▸ **Aim of the exercise**: In the data below, find each line containing the string "IgAVN" and return it.

▸ **Excerpted records**:
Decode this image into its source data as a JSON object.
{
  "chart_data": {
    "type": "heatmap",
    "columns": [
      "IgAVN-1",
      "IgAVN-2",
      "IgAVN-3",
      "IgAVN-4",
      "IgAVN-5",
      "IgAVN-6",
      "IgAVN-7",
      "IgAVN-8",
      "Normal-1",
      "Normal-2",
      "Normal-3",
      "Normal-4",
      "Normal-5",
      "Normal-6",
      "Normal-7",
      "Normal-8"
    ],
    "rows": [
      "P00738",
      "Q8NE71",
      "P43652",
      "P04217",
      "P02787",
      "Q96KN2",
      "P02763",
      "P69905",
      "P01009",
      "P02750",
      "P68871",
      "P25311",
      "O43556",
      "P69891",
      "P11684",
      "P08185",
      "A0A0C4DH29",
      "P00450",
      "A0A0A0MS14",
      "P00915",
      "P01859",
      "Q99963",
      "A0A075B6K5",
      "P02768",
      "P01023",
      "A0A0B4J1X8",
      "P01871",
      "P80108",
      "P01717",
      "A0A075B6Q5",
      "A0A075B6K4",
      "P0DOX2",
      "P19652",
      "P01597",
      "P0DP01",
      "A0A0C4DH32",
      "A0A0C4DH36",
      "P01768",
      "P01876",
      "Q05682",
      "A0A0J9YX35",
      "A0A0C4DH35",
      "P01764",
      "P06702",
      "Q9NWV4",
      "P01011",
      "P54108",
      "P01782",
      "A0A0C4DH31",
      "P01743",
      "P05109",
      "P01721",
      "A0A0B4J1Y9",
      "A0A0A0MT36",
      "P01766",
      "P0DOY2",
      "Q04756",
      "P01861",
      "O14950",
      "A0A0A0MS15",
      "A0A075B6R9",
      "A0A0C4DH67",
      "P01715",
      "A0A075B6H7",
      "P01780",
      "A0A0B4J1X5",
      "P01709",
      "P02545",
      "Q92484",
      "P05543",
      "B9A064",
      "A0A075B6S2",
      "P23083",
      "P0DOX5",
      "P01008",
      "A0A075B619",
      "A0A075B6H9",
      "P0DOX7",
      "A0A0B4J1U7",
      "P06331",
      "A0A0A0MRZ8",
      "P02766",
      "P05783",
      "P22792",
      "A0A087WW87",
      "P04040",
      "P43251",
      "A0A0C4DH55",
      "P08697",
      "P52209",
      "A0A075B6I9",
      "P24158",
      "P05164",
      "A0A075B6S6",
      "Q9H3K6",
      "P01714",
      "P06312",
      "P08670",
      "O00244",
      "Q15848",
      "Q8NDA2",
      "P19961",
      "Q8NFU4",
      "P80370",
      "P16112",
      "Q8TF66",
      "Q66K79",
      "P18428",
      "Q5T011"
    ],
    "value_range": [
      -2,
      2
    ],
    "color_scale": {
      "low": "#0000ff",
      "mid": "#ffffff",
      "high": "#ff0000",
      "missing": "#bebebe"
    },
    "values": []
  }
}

▸ **Right answer**:
      "IgAVN-1",
      "IgAVN-2",
      "IgAVN-3",
      "IgAVN-4",
      "IgAVN-5",
      "IgAVN-6",
      "IgAVN-7",
      "IgAVN-8",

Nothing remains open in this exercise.